YOUR TASK. Repeat the material below word for word and leave out all pictures.

Stored data entries:
--- start ---

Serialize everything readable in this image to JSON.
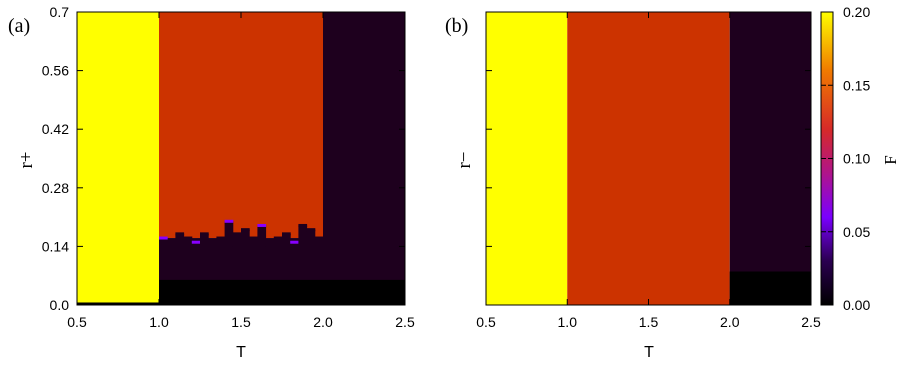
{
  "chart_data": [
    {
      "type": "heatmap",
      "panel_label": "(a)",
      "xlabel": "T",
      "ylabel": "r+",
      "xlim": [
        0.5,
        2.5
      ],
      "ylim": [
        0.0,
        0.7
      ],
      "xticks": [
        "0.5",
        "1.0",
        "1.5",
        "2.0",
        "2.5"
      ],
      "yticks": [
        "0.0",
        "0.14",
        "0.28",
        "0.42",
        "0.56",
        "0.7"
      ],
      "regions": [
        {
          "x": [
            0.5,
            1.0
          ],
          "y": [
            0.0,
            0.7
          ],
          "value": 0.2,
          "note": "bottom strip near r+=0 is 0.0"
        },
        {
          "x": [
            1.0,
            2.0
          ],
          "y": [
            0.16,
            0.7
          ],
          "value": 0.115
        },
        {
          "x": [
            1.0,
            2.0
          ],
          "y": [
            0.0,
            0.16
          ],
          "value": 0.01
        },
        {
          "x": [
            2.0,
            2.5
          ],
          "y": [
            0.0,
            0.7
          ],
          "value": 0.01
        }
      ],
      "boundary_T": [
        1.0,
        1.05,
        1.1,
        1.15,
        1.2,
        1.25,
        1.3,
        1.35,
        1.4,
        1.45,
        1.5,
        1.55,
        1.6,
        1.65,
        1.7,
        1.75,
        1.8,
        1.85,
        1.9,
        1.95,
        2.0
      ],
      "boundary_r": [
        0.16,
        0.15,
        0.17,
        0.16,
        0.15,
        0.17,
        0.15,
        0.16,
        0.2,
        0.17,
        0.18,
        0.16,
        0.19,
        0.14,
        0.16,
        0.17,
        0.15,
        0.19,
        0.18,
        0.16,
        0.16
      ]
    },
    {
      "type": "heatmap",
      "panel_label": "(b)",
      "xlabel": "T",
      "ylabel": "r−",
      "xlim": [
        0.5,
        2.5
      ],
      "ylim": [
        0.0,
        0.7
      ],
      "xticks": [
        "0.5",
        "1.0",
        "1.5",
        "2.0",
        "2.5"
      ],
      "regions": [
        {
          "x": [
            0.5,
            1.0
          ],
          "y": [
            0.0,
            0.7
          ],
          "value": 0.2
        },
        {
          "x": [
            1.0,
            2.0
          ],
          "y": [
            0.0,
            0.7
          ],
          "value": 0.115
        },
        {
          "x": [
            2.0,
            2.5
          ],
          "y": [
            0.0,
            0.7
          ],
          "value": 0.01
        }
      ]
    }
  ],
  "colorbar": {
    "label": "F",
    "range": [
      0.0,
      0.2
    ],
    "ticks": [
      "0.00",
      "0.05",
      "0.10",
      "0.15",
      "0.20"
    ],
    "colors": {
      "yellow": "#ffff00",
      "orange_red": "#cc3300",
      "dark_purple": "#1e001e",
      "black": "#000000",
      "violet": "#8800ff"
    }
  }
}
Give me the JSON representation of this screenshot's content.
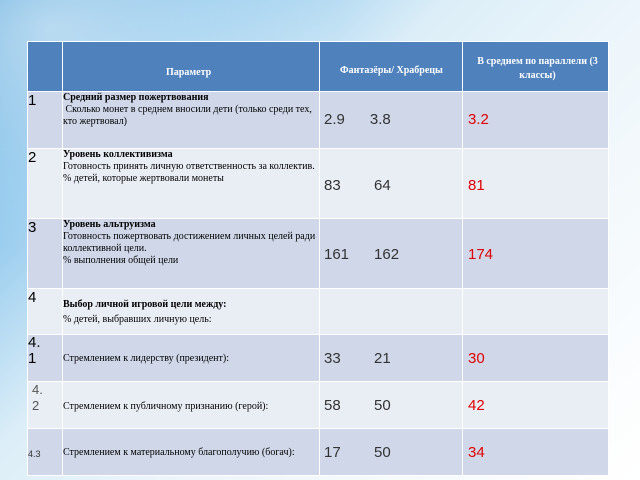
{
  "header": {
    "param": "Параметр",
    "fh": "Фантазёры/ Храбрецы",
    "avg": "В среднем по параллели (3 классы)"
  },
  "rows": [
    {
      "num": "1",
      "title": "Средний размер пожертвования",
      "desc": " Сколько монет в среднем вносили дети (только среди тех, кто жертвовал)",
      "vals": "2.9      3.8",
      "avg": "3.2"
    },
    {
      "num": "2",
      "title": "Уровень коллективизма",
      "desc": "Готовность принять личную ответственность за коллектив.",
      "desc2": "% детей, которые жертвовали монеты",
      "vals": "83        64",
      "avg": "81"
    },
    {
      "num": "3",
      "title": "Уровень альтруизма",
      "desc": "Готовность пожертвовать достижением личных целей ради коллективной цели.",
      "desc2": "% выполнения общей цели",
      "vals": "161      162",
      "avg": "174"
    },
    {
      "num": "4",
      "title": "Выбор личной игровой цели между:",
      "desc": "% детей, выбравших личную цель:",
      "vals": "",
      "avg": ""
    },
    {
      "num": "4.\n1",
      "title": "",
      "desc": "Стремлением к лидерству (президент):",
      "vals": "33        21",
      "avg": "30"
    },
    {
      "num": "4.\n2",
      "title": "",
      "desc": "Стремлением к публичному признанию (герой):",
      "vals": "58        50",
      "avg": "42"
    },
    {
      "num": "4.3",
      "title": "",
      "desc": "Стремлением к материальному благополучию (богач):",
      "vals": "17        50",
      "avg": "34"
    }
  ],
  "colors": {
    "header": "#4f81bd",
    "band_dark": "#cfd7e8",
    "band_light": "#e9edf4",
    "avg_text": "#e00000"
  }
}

--- end ---

FULL SOLUTION.
Serialize everything readable in this image to JSON.
{
  "chart_data": [
    {
      "type": "heatmap",
      "panel_label": "(a)",
      "xlabel": "T",
      "ylabel": "r+",
      "xlim": [
        0.5,
        2.5
      ],
      "ylim": [
        0.0,
        0.7
      ],
      "xticks": [
        "0.5",
        "1.0",
        "1.5",
        "2.0",
        "2.5"
      ],
      "yticks": [
        "0.0",
        "0.14",
        "0.28",
        "0.42",
        "0.56",
        "0.7"
      ],
      "regions": [
        {
          "x": [
            0.5,
            1.0
          ],
          "y": [
            0.0,
            0.7
          ],
          "value": 0.2,
          "note": "bottom strip near r+=0 is 0.0"
        },
        {
          "x": [
            1.0,
            2.0
          ],
          "y": [
            0.16,
            0.7
          ],
          "value": 0.115
        },
        {
          "x": [
            1.0,
            2.0
          ],
          "y": [
            0.0,
            0.16
          ],
          "value": 0.01
        },
        {
          "x": [
            2.0,
            2.5
          ],
          "y": [
            0.0,
            0.7
          ],
          "value": 0.01
        }
      ],
      "boundary_T": [
        1.0,
        1.05,
        1.1,
        1.15,
        1.2,
        1.25,
        1.3,
        1.35,
        1.4,
        1.45,
        1.5,
        1.55,
        1.6,
        1.65,
        1.7,
        1.75,
        1.8,
        1.85,
        1.9,
        1.95,
        2.0
      ],
      "boundary_r": [
        0.16,
        0.15,
        0.17,
        0.16,
        0.15,
        0.17,
        0.15,
        0.16,
        0.2,
        0.17,
        0.18,
        0.16,
        0.19,
        0.14,
        0.16,
        0.17,
        0.15,
        0.19,
        0.18,
        0.16,
        0.16
      ]
    },
    {
      "type": "heatmap",
      "panel_label": "(b)",
      "xlabel": "T",
      "ylabel": "r−",
      "xlim": [
        0.5,
        2.5
      ],
      "ylim": [
        0.0,
        0.7
      ],
      "xticks": [
        "0.5",
        "1.0",
        "1.5",
        "2.0",
        "2.5"
      ],
      "regions": [
        {
          "x": [
            0.5,
            1.0
          ],
          "y": [
            0.0,
            0.7
          ],
          "value": 0.2
        },
        {
          "x": [
            1.0,
            2.0
          ],
          "y": [
            0.0,
            0.7
          ],
          "value": 0.115
        },
        {
          "x": [
            2.0,
            2.5
          ],
          "y": [
            0.0,
            0.7
          ],
          "value": 0.01
        }
      ]
    }
  ],
  "colorbar": {
    "label": "F",
    "range": [
      0.0,
      0.2
    ],
    "ticks": [
      "0.00",
      "0.05",
      "0.10",
      "0.15",
      "0.20"
    ],
    "colors": {
      "yellow": "#ffff00",
      "orange_red": "#cc3300",
      "dark_purple": "#1e001e",
      "black": "#000000",
      "violet": "#8800ff"
    }
  }
}
Give me the JSON representation of this screenshot's content.
{
  "header": {
    "param": "Параметр",
    "fh": "Фантазёры/ Храбрецы",
    "avg": "В среднем по параллели (3 классы)"
  },
  "rows": [
    {
      "num": "1",
      "title": "Средний размер пожертвования",
      "desc": " Сколько монет в среднем вносили дети (только среди тех, кто жертвовал)",
      "vals": "2.9      3.8",
      "avg": "3.2"
    },
    {
      "num": "2",
      "title": "Уровень коллективизма",
      "desc": "Готовность принять личную ответственность за коллектив.",
      "desc2": "% детей, которые жертвовали монеты",
      "vals": "83        64",
      "avg": "81"
    },
    {
      "num": "3",
      "title": "Уровень альтруизма",
      "desc": "Готовность пожертвовать достижением личных целей ради коллективной цели.",
      "desc2": "% выполнения общей цели",
      "vals": "161      162",
      "avg": "174"
    },
    {
      "num": "4",
      "title": "Выбор личной игровой цели между:",
      "desc": "% детей, выбравших личную цель:",
      "vals": "",
      "avg": ""
    },
    {
      "num": "4.\n1",
      "title": "",
      "desc": "Стремлением к лидерству (президент):",
      "vals": "33        21",
      "avg": "30"
    },
    {
      "num": "4.\n2",
      "title": "",
      "desc": "Стремлением к публичному признанию (герой):",
      "vals": "58        50",
      "avg": "42"
    },
    {
      "num": "4.3",
      "title": "",
      "desc": "Стремлением к материальному благополучию (богач):",
      "vals": "17        50",
      "avg": "34"
    }
  ],
  "colors": {
    "header": "#4f81bd",
    "band_dark": "#cfd7e8",
    "band_light": "#e9edf4",
    "avg_text": "#e00000"
  }
}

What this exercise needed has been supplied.